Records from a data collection
[Begin]

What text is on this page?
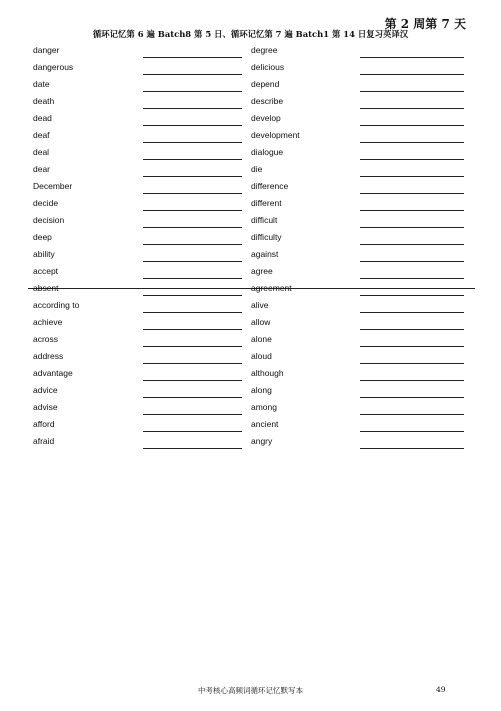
第 2 周第 7 天
循环记忆第 6 遍 Batch8 第 5 日、循环记忆第 7 遍 Batch1 第 14 日复习英译汉
danger	degree
dangerous	delicious
date	depend
death	describe
dead	develop
deaf	development
deal	dialogue
dear	die
December	difference
decide	different
decision	difficult
deep	difficulty
ability	against
accept	agree
absent	agreement
according to	alive
achieve	allow
across	alone
address	aloud
advantage	although
advice	along
advise	among
afford	ancient
afraid	angry
中考核心高频词循环记忆默写本	49
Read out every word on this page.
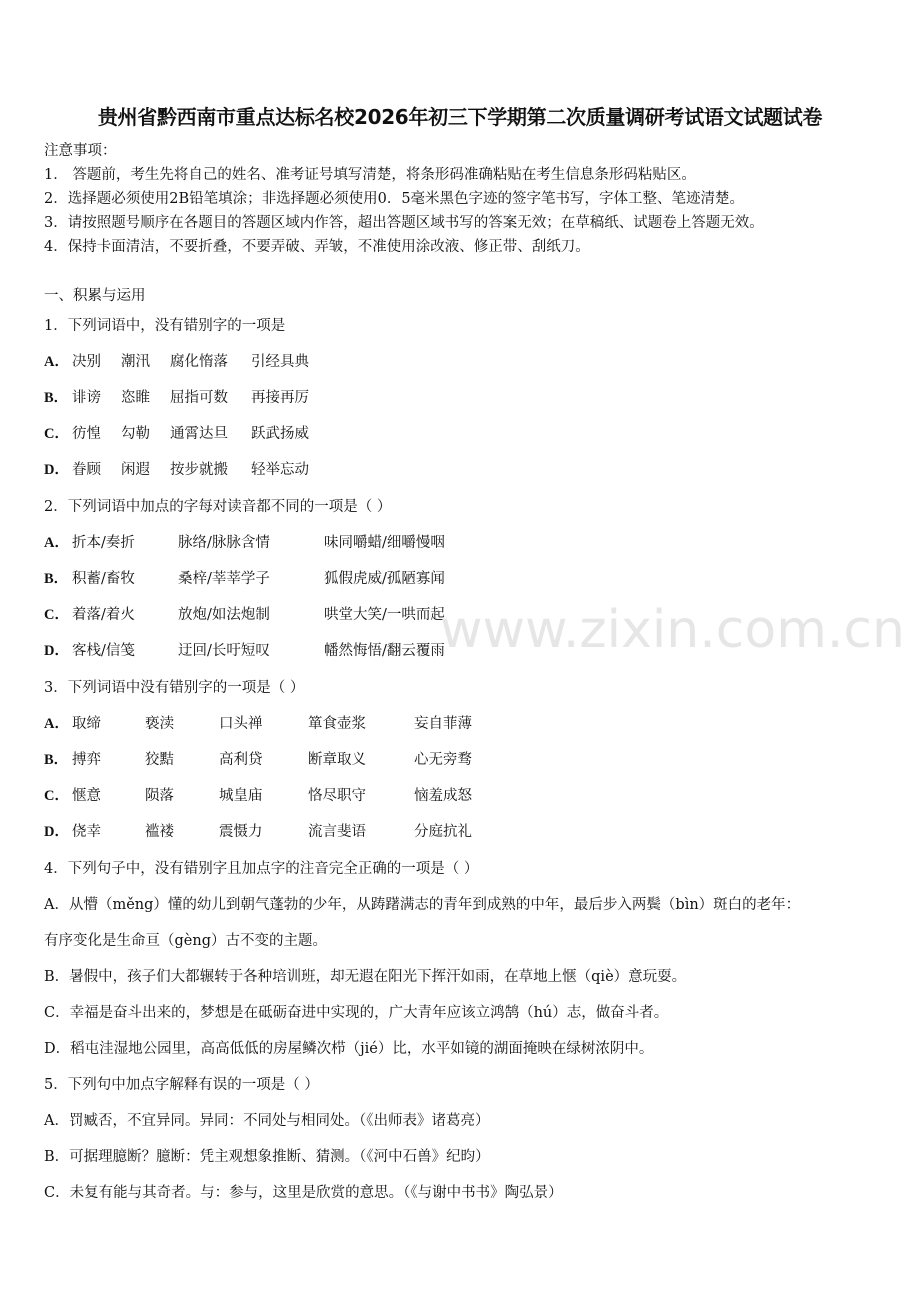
贵州省黔西南市重点达标名校2026年初三下学期第二次质量调研考试语文试题试卷
注意事项：
1． 答题前，考生先将自己的姓名、准考证号填写清楚，将条形码准确粘贴在考生信息条形码粘贴区。
2．选择题必须使用2B铅笔填涂；非选择题必须使用0．5毫米黑色字迹的签字笔书写，字体工整、笔迹清楚。
3．请按照题号顺序在各题目的答题区域内作答，超出答题区域书写的答案无效；在草稿纸、试题卷上答题无效。
4．保持卡面清洁，不要折叠，不要弄破、弄皱，不准使用涂改液、修正带、刮纸刀。
一、积累与运用
1．下列词语中，没有错别字的一项是
A． 决别 潮汛 腐化惰落 引经具典
B． 诽谤 恣睢 屈指可数 再接再厉
C． 彷惶 勾勒 通霄达旦 跃武扬威
D． 眷顾 闲遐 按步就搬 轻举忘动
2．下列词语中加点的字每对读音都不同的一项是（ ）
A． 折本/奏折	脉络/脉脉含情	味同嚼蜡/细嚼慢咽
B． 积蓄/畜牧	桑梓/莘莘学子	狐假虎威/孤陋寡闻
C． 着落/着火	放炮/如法炮制	哄堂大笑/一哄而起
D． 客栈/信笺	迂回/长吁短叹	幡然悔悟/翻云覆雨
3．下列词语中没有错别字的一项是（ ）
A． 取缔	亵渎	口头禅	箪食壶浆	妄自菲薄
B． 搏弈	狡黠	高利贷	断章取义	心无旁骛
C． 惬意	陨落	城皇庙	恪尽职守	恼羞成怒
D． 侥幸	褴褛	震慑力	流言斐语	分庭抗礼
4．下列句子中，没有错别字且加点字的注音完全正确的一项是（ ）
A．从懵（měng）懂的幼儿到朝气蓬勃的少年，从踌躇满志的青年到成熟的中年，最后步入两鬓（bìn）斑白的老年：
有序变化是生命亘（gèng）古不变的主题。
B．暑假中，孩子们大都辗转于各种培训班，却无遐在阳光下挥汗如雨，在草地上惬（qiè）意玩耍。
C．幸福是奋斗出来的，梦想是在砥砺奋进中实现的，广大青年应该立鸿鹄（hú）志，做奋斗者。
D．稻屯洼湿地公园里，高高低低的房屋鳞次栉（jié）比，水平如镜的湖面掩映在绿树浓阴中。
5．下列句中加点字解释有误的一项是（ ）
A．罚臧否，不宜异同。异同：不同处与相同处。（《出师表》诸葛亮）
B．可据理臆断？臆断：凭主观想象推断、猜测。（《河中石兽》纪昀）
C．未复有能与其奇者。与：参与，这里是欣赏的意思。（《与谢中书书》陶弘景）
www.zixin.com.cn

[End]

## Directions
Print each entry shown above with exact wording and no pictures.

## Task output
What text is on this page?
第 2 周第 7 天
循环记忆第 6 遍 Batch8 第 5 日、循环记忆第 7 遍 Batch1 第 14 日复习英译汉
danger	degree
dangerous	delicious
date	depend
death	describe
dead	develop
deaf	development
deal	dialogue
dear	die
December	difference
decide	different
decision	difficult
deep	difficulty
ability	against
accept	agree
absent	agreement
according to	alive
achieve	allow
across	alone
address	aloud
advantage	although
advice	along
advise	among
afford	ancient
afraid	angry
中考核心高频词循环记忆默写本	49
Read out every word on this page.
贵州省黔西南市重点达标名校2026年初三下学期第二次质量调研考试语文试题试卷
注意事项：
1． 答题前，考生先将自己的姓名、准考证号填写清楚，将条形码准确粘贴在考生信息条形码粘贴区。
2．选择题必须使用2B铅笔填涂；非选择题必须使用0．5毫米黑色字迹的签字笔书写，字体工整、笔迹清楚。
3．请按照题号顺序在各题目的答题区域内作答，超出答题区域书写的答案无效；在草稿纸、试题卷上答题无效。
4．保持卡面清洁，不要折叠，不要弄破、弄皱，不准使用涂改液、修正带、刮纸刀。
一、积累与运用
1．下列词语中，没有错别字的一项是
A． 决别 潮汛 腐化惰落 引经具典
B． 诽谤 恣睢 屈指可数 再接再厉
C． 彷惶 勾勒 通霄达旦 跃武扬威
D． 眷顾 闲遐 按步就搬 轻举忘动
2．下列词语中加点的字每对读音都不同的一项是（ ）
A． 折本/奏折	脉络/脉脉含情	味同嚼蜡/细嚼慢咽
B． 积蓄/畜牧	桑梓/莘莘学子	狐假虎威/孤陋寡闻
C． 着落/着火	放炮/如法炮制	哄堂大笑/一哄而起
D． 客栈/信笺	迂回/长吁短叹	幡然悔悟/翻云覆雨
3．下列词语中没有错别字的一项是（ ）
A． 取缔	亵渎	口头禅	箪食壶浆	妄自菲薄
B． 搏弈	狡黠	高利贷	断章取义	心无旁骛
C． 惬意	陨落	城皇庙	恪尽职守	恼羞成怒
D． 侥幸	褴褛	震慑力	流言斐语	分庭抗礼
4．下列句子中，没有错别字且加点字的注音完全正确的一项是（ ）
A．从懵（měng）懂的幼儿到朝气蓬勃的少年，从踌躇满志的青年到成熟的中年，最后步入两鬓（bìn）斑白的老年：
有序变化是生命亘（gèng）古不变的主题。
B．暑假中，孩子们大都辗转于各种培训班，却无遐在阳光下挥汗如雨，在草地上惬（qiè）意玩耍。
C．幸福是奋斗出来的，梦想是在砥砺奋进中实现的，广大青年应该立鸿鹄（hú）志，做奋斗者。
D．稻屯洼湿地公园里，高高低低的房屋鳞次栉（jié）比，水平如镜的湖面掩映在绿树浓阴中。
5．下列句中加点字解释有误的一项是（ ）
A．罚臧否，不宜异同。异同：不同处与相同处。（《出师表》诸葛亮）
B．可据理臆断？臆断：凭主观想象推断、猜测。（《河中石兽》纪昀）
C．未复有能与其奇者。与：参与，这里是欣赏的意思。（《与谢中书书》陶弘景）
www.zixin.com.cn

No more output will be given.